* Problem statement: Without including any pictures, write out the listing below exactly.

(Data listing)
====================

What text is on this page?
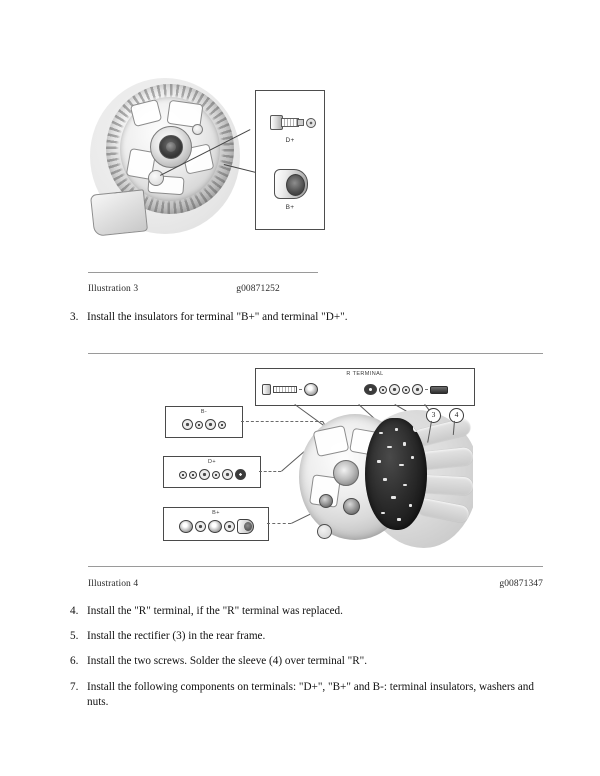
D+
B+
Illustration 3	g00871252
3. Install the insulators for terminal "B+" and terminal "D+".
R TERMINAL
B-
D+
B+
3	4
Illustration 4	g00871347
4. Install the "R" terminal, if the "R" terminal was replaced.
5. Install the rectifier (3) in the rear frame.
6. Install the two screws. Solder the sleeve (4) over terminal "R".
7. Install the following components on terminals: "D+", "B+" and B-: terminal insulators, washers and nuts.
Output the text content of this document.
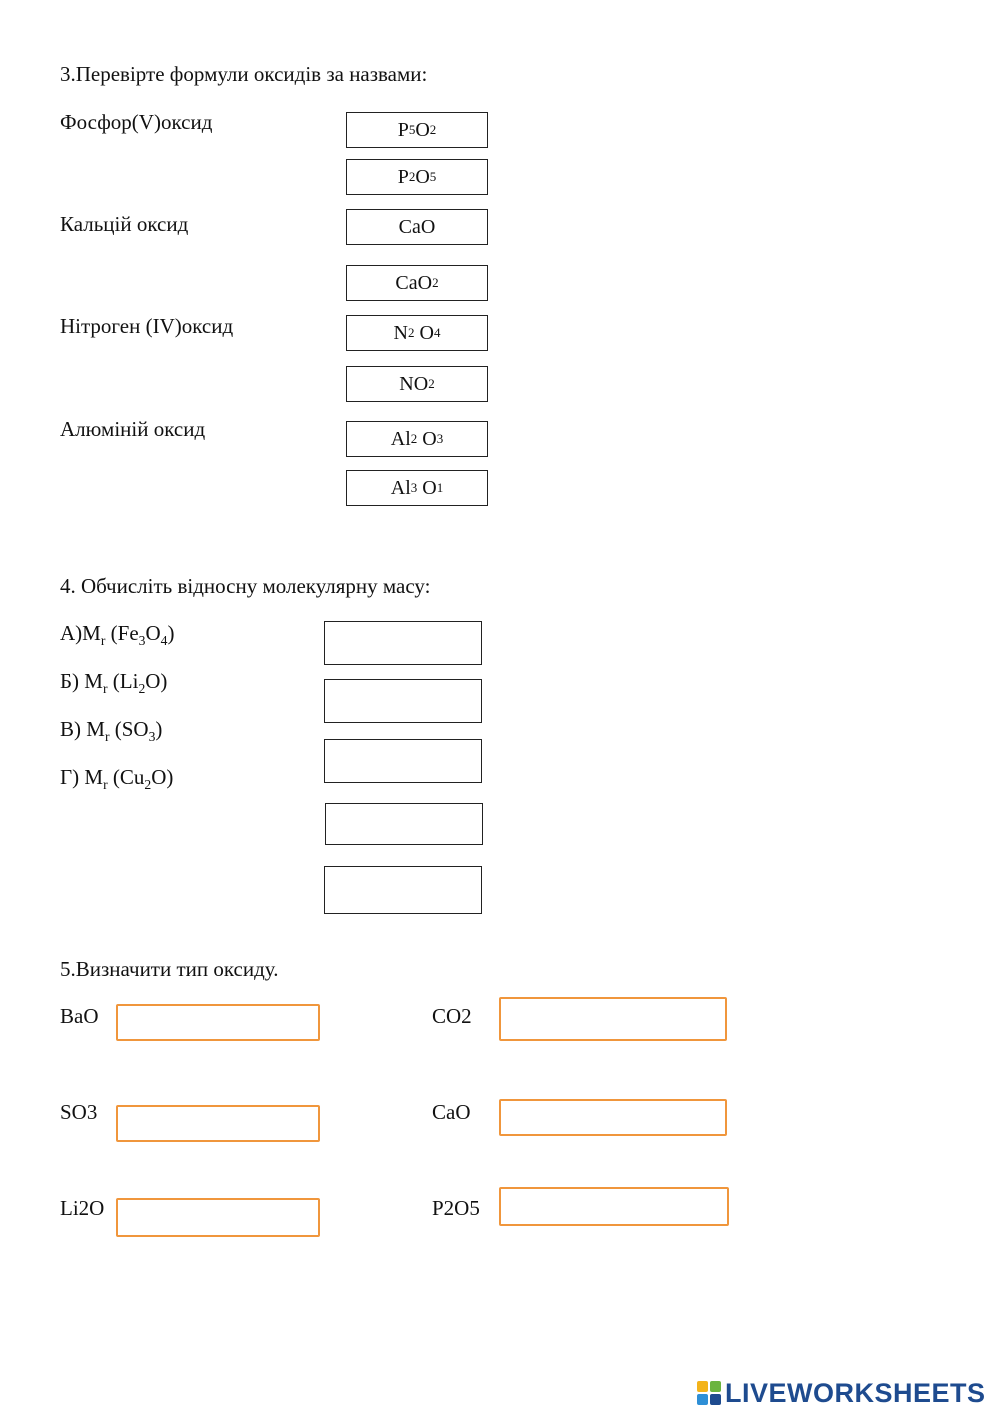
3.Перевірте формули оксидів за назвами:
Фосфор(V)оксид
Кальцій оксид
Нітроген (IV)оксид
Алюміній оксид
P 5 O 2
P 2 O 5
CaO
CaO 2
N 2 O 4
NO 2
Al 2 O 3
Al 3 O 1
4. Обчисліть відносну молекулярну масу:
$А)M_r$ $(Fe_3O_4)$
Б) $M_r$ $(Li_2O)$
В) $M_r$ $(SO_3)$
Г) $M_r$ $(Cu_2O)$
5.Визначити тип оксиду.
BaO	CO2
SO3	CaO
Li2O	P2O5
LIVEWORKSHEETS
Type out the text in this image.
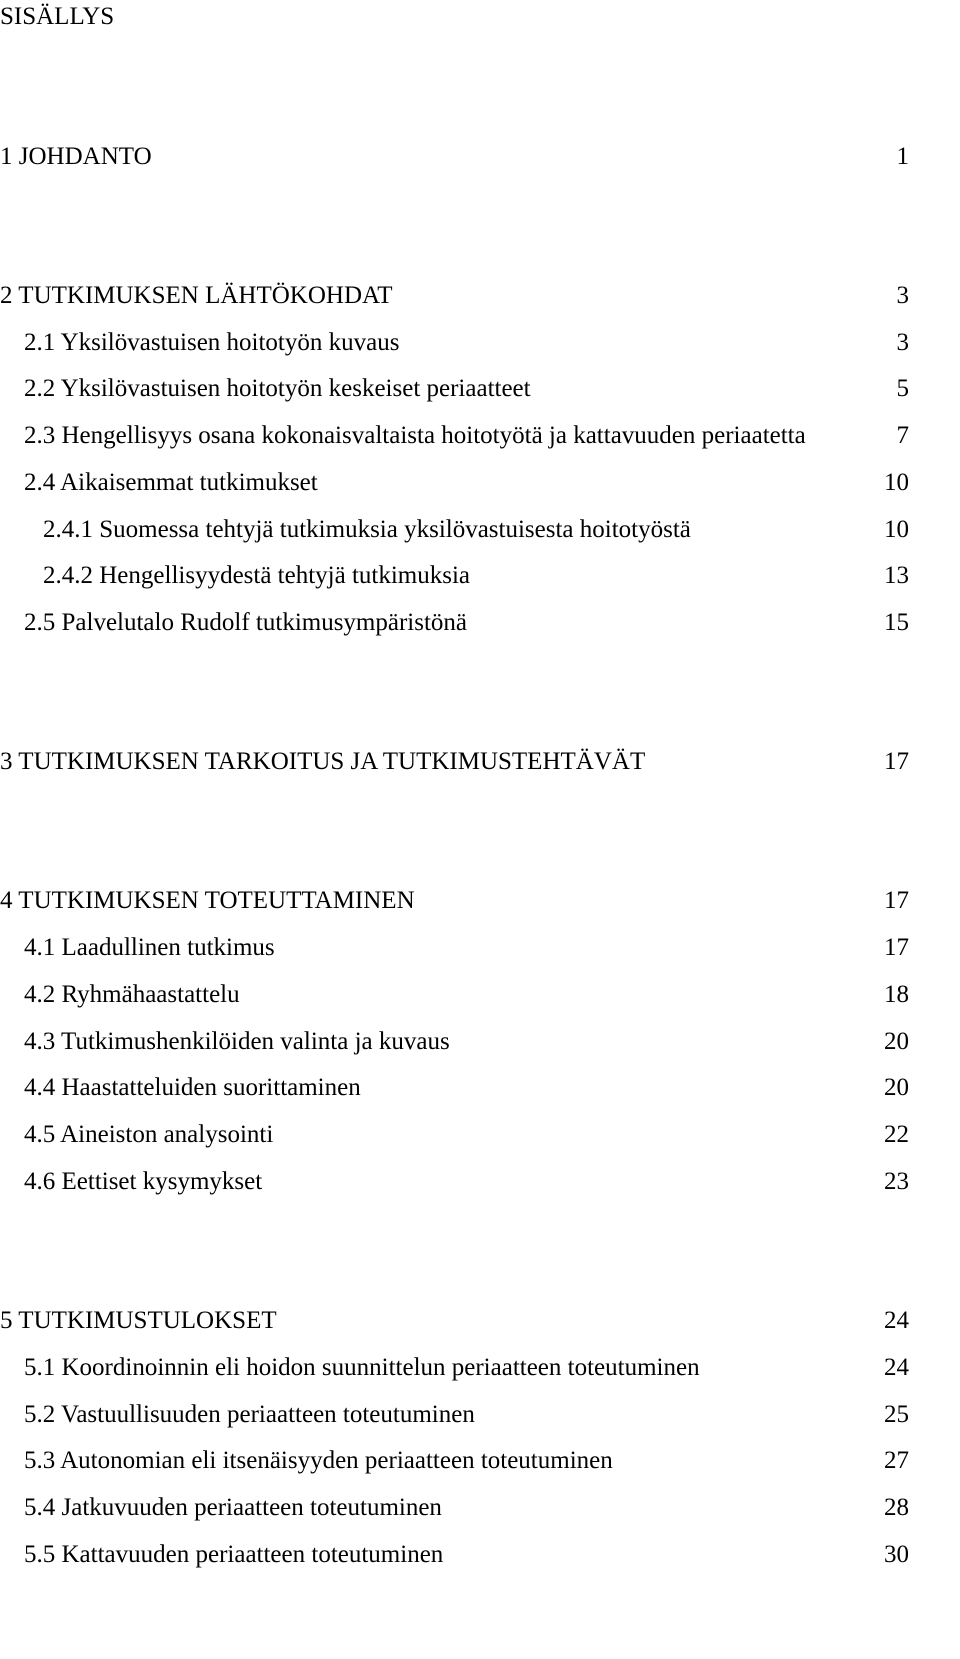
SISÄLLYS
1 JOHDANTO	1
2 TUTKIMUKSEN LÄHTÖKOHDAT	3
2.1 Yksilövastuisen hoitotyön kuvaus	3
2.2 Yksilövastuisen hoitotyön keskeiset periaatteet	5
2.3 Hengellisyys osana kokonaisvaltaista hoitotyötä ja kattavuuden periaatetta	7
2.4 Aikaisemmat tutkimukset	10
2.4.1 Suomessa tehtyjä tutkimuksia yksilövastuisesta hoitotyöstä	10
2.4.2 Hengellisyydestä tehtyjä tutkimuksia	13
2.5 Palvelutalo Rudolf tutkimusympäristönä	15
3 TUTKIMUKSEN TARKOITUS JA TUTKIMUSTEHTÄVÄT	17
4 TUTKIMUKSEN TOTEUTTAMINEN	17
4.1 Laadullinen tutkimus	17
4.2 Ryhmähaastattelu	18
4.3 Tutkimushenkilöiden valinta ja kuvaus	20
4.4 Haastatteluiden suorittaminen	20
4.5 Aineiston analysointi	22
4.6 Eettiset kysymykset	23
5 TUTKIMUSTULOKSET	24
5.1 Koordinoinnin eli hoidon suunnittelun periaatteen toteutuminen	24
5.2 Vastuullisuuden periaatteen toteutuminen	25
5.3 Autonomian eli itsenäisyyden periaatteen toteutuminen	27
5.4 Jatkuvuuden periaatteen toteutuminen	28
5.5 Kattavuuden periaatteen toteutuminen	30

====================

* Result for this task:
What text is on this page?
D+
B+
Illustration 3	g00871252
3. Install the insulators for terminal "B+" and terminal "D+".
R TERMINAL
B-
D+
B+
3	4
Illustration 4	g00871347
4. Install the "R" terminal, if the "R" terminal was replaced.
5. Install the rectifier (3) in the rear frame.
6. Install the two screws. Solder the sleeve (4) over terminal "R".
7. Install the following components on terminals: "D+", "B+" and B-: terminal insulators, washers and nuts.
Output the text content of this document.
3.Перевірте формули оксидів за назвами:
Фосфор(V)оксид
Кальцій оксид
Нітроген (IV)оксид
Алюміній оксид
P 5 O 2
P 2 O 5
CaO
CaO 2
N 2 O 4
NO 2
Al 2 O 3
Al 3 O 1
4. Обчисліть відносну молекулярну масу:
$А)M_r$ $(Fe_3O_4)$
Б) $M_r$ $(Li_2O)$
В) $M_r$ $(SO_3)$
Г) $M_r$ $(Cu_2O)$
5.Визначити тип оксиду.
BaO	CO2
SO3	CaO
Li2O	P2O5
LIVEWORKSHEETS
Type out the text in this image.
SISÄLLYS
1 JOHDANTO	1
2 TUTKIMUKSEN LÄHTÖKOHDAT	3
2.1 Yksilövastuisen hoitotyön kuvaus	3
2.2 Yksilövastuisen hoitotyön keskeiset periaatteet	5
2.3 Hengellisyys osana kokonaisvaltaista hoitotyötä ja kattavuuden periaatetta	7
2.4 Aikaisemmat tutkimukset	10
2.4.1 Suomessa tehtyjä tutkimuksia yksilövastuisesta hoitotyöstä	10
2.4.2 Hengellisyydestä tehtyjä tutkimuksia	13
2.5 Palvelutalo Rudolf tutkimusympäristönä	15
3 TUTKIMUKSEN TARKOITUS JA TUTKIMUSTEHTÄVÄT	17
4 TUTKIMUKSEN TOTEUTTAMINEN	17
4.1 Laadullinen tutkimus	17
4.2 Ryhmähaastattelu	18
4.3 Tutkimushenkilöiden valinta ja kuvaus	20
4.4 Haastatteluiden suorittaminen	20
4.5 Aineiston analysointi	22
4.6 Eettiset kysymykset	23
5 TUTKIMUSTULOKSET	24
5.1 Koordinoinnin eli hoidon suunnittelun periaatteen toteutuminen	24
5.2 Vastuullisuuden periaatteen toteutuminen	25
5.3 Autonomian eli itsenäisyyden periaatteen toteutuminen	27
5.4 Jatkuvuuden periaatteen toteutuminen	28
5.5 Kattavuuden periaatteen toteutuminen	30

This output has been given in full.